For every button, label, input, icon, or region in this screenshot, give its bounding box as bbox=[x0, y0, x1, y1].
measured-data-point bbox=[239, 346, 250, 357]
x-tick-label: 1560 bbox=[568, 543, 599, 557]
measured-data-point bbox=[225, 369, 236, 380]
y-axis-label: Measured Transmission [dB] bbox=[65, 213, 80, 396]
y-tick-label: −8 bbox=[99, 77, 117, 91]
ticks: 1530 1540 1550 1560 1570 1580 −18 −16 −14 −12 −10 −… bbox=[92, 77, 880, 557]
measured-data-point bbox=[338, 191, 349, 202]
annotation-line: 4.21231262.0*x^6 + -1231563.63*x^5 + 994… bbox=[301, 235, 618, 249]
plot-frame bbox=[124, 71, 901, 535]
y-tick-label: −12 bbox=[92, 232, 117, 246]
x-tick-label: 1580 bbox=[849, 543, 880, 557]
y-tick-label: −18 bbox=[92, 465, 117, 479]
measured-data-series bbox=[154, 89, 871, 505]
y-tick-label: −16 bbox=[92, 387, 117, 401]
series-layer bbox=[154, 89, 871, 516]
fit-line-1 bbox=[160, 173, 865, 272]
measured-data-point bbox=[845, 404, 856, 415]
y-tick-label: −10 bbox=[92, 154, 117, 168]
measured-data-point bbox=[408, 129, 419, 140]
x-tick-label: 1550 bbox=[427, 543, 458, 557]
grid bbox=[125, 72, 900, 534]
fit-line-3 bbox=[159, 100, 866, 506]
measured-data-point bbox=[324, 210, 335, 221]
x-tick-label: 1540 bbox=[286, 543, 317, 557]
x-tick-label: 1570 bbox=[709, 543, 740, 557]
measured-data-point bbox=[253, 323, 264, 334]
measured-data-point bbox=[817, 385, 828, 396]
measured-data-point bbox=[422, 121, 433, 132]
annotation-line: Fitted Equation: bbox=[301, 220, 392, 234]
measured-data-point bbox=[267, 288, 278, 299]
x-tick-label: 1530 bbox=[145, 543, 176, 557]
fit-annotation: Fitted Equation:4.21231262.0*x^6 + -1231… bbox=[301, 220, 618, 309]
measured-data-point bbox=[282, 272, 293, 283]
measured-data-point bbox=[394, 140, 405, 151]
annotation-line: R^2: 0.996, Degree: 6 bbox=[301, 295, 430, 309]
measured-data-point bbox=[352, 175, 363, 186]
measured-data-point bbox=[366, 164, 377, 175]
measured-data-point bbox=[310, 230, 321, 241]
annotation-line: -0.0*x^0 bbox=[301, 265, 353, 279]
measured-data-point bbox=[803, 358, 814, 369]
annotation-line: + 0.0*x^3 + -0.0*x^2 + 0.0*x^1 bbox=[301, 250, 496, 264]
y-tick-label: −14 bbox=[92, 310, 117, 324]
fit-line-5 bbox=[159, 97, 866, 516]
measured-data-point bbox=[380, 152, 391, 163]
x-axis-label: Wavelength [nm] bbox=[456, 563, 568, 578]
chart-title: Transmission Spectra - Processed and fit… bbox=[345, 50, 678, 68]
▬▬▬▬▬▬
◆ What the task requires ◆
Reproduce these lines, substituting "data-marker" for every occurrence of "measured-data-point" and leaving everything else unchanged.

◆ Response to the task ◆
For every button, label, input, icon, or region in this screenshot, give its bounding box as bbox=[x0, y0, x1, y1].
data-marker bbox=[239, 346, 250, 357]
x-tick-label: 1560 bbox=[568, 543, 599, 557]
data-marker bbox=[225, 369, 236, 380]
y-axis-label: Measured Transmission [dB] bbox=[65, 213, 80, 396]
y-tick-label: −8 bbox=[99, 77, 117, 91]
ticks: 1530 1540 1550 1560 1570 1580 −18 −16 −14 −12 −10 −… bbox=[92, 77, 880, 557]
data-marker bbox=[338, 191, 349, 202]
annotation-line: 4.21231262.0*x^6 + -1231563.63*x^5 + 994… bbox=[301, 235, 618, 249]
plot-frame bbox=[124, 71, 901, 535]
y-tick-label: −12 bbox=[92, 232, 117, 246]
x-tick-label: 1580 bbox=[849, 543, 880, 557]
y-tick-label: −18 bbox=[92, 465, 117, 479]
measured-data-series bbox=[154, 89, 871, 505]
y-tick-label: −16 bbox=[92, 387, 117, 401]
series-layer bbox=[154, 89, 871, 516]
fit-line-1 bbox=[160, 173, 865, 272]
data-marker bbox=[845, 404, 856, 415]
y-tick-label: −10 bbox=[92, 154, 117, 168]
data-marker bbox=[408, 129, 419, 140]
x-tick-label: 1550 bbox=[427, 543, 458, 557]
grid bbox=[125, 72, 900, 534]
fit-line-3 bbox=[159, 100, 866, 506]
data-marker bbox=[324, 210, 335, 221]
x-tick-label: 1540 bbox=[286, 543, 317, 557]
x-tick-label: 1570 bbox=[709, 543, 740, 557]
data-marker bbox=[253, 323, 264, 334]
data-marker bbox=[817, 385, 828, 396]
data-marker bbox=[422, 121, 433, 132]
annotation-line: Fitted Equation: bbox=[301, 220, 392, 234]
data-marker bbox=[267, 288, 278, 299]
x-tick-label: 1530 bbox=[145, 543, 176, 557]
fit-annotation: Fitted Equation:4.21231262.0*x^6 + -1231… bbox=[301, 220, 618, 309]
data-marker bbox=[282, 272, 293, 283]
data-marker bbox=[394, 140, 405, 151]
annotation-line: R^2: 0.996, Degree: 6 bbox=[301, 295, 430, 309]
data-marker bbox=[352, 175, 363, 186]
data-marker bbox=[366, 164, 377, 175]
data-marker bbox=[310, 230, 321, 241]
annotation-line: -0.0*x^0 bbox=[301, 265, 353, 279]
data-marker bbox=[803, 358, 814, 369]
annotation-line: + 0.0*x^3 + -0.0*x^2 + 0.0*x^1 bbox=[301, 250, 496, 264]
y-tick-label: −14 bbox=[92, 310, 117, 324]
fit-line-5 bbox=[159, 97, 866, 516]
data-marker bbox=[380, 152, 391, 163]
x-axis-label: Wavelength [nm] bbox=[456, 563, 568, 578]
chart-title: Transmission Spectra - Processed and fit… bbox=[345, 50, 678, 68]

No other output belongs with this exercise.